── Dataset records ──

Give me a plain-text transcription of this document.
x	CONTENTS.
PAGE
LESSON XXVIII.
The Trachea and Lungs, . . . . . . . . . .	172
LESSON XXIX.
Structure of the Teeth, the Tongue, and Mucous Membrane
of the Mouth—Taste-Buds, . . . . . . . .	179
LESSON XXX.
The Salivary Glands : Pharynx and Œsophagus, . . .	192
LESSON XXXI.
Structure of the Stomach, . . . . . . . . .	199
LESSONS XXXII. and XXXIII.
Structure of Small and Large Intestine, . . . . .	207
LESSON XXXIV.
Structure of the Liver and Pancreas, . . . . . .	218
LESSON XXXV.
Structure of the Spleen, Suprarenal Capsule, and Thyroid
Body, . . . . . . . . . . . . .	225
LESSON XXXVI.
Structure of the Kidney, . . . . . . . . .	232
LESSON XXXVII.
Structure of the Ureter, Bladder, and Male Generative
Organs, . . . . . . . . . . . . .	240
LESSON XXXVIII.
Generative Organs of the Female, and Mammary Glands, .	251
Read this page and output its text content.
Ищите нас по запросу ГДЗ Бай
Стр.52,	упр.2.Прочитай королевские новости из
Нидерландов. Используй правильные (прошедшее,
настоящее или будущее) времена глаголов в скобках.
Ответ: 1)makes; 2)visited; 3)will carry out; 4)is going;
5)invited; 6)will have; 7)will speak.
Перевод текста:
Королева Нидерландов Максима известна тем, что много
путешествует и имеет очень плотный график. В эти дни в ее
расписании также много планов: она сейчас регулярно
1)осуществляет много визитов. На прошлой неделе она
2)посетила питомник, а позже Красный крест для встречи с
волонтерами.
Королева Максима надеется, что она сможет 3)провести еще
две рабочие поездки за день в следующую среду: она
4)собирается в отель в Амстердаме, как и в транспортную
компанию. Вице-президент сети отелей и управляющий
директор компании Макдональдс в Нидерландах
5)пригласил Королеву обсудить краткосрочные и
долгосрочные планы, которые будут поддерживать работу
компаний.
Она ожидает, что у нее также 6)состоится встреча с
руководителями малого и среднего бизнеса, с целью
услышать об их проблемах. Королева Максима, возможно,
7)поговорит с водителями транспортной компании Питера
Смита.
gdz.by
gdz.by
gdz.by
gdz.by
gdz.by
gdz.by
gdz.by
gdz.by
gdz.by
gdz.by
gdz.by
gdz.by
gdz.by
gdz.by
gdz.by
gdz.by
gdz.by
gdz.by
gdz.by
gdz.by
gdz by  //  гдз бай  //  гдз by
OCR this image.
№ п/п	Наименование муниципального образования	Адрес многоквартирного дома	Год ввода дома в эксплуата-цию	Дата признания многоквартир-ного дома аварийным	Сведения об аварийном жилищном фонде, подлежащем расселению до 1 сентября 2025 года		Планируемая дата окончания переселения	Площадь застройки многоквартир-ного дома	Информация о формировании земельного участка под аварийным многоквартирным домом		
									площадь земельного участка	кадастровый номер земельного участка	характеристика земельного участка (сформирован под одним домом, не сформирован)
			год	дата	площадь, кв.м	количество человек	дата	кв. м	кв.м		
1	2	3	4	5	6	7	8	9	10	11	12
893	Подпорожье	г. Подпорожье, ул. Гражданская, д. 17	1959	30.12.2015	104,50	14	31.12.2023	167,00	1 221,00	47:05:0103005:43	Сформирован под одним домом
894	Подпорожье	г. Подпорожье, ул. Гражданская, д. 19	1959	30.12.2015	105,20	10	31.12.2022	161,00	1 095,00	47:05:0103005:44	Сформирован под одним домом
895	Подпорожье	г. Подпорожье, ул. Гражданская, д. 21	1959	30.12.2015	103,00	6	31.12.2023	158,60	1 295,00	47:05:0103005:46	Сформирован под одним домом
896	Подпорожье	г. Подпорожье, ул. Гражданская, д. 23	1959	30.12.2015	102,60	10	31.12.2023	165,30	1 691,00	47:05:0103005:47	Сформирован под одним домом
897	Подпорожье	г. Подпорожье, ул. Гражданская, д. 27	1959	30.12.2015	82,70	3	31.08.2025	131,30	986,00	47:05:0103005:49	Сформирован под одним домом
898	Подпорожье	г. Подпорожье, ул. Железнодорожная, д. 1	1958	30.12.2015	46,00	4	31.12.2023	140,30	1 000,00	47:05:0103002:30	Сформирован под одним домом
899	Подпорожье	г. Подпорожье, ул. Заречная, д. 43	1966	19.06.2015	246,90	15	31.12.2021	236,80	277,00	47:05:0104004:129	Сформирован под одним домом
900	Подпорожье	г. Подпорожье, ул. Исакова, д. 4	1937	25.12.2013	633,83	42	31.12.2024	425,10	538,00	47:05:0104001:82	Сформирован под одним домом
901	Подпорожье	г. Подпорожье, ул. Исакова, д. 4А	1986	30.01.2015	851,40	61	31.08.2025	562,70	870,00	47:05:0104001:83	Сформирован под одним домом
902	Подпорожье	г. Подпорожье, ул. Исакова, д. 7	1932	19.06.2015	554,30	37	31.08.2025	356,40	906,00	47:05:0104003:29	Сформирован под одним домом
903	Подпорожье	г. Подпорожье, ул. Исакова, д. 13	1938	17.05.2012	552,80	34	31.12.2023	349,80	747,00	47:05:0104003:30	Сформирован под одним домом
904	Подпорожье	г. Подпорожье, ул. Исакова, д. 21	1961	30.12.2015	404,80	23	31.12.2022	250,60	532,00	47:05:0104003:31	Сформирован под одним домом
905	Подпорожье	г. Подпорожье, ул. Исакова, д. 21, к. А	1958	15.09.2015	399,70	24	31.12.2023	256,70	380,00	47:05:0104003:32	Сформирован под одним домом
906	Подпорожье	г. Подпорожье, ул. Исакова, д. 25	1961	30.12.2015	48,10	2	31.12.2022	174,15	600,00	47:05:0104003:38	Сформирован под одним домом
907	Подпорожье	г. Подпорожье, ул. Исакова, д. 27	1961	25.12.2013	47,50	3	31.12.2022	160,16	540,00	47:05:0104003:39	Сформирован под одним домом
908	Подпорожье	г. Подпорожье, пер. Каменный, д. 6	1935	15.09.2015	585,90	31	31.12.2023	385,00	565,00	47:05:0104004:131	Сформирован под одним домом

───

_Aim_. Using the records above, list each line that includes "Structure".

_Correct response_.
Structure of the Teeth, the Tongue, and Mucous Membrane
Structure of the Stomach, . . . . . . . . .	199
Structure of Small and Large Intestine, . . . . .	207
Structure of the Liver and Pancreas, . . . . . .	218
Structure of the Spleen, Suprarenal Capsule, and Thyroid
Structure of the Kidney, . . . . . . . . .	232
Structure of the Ureter, Bladder, and Male Generative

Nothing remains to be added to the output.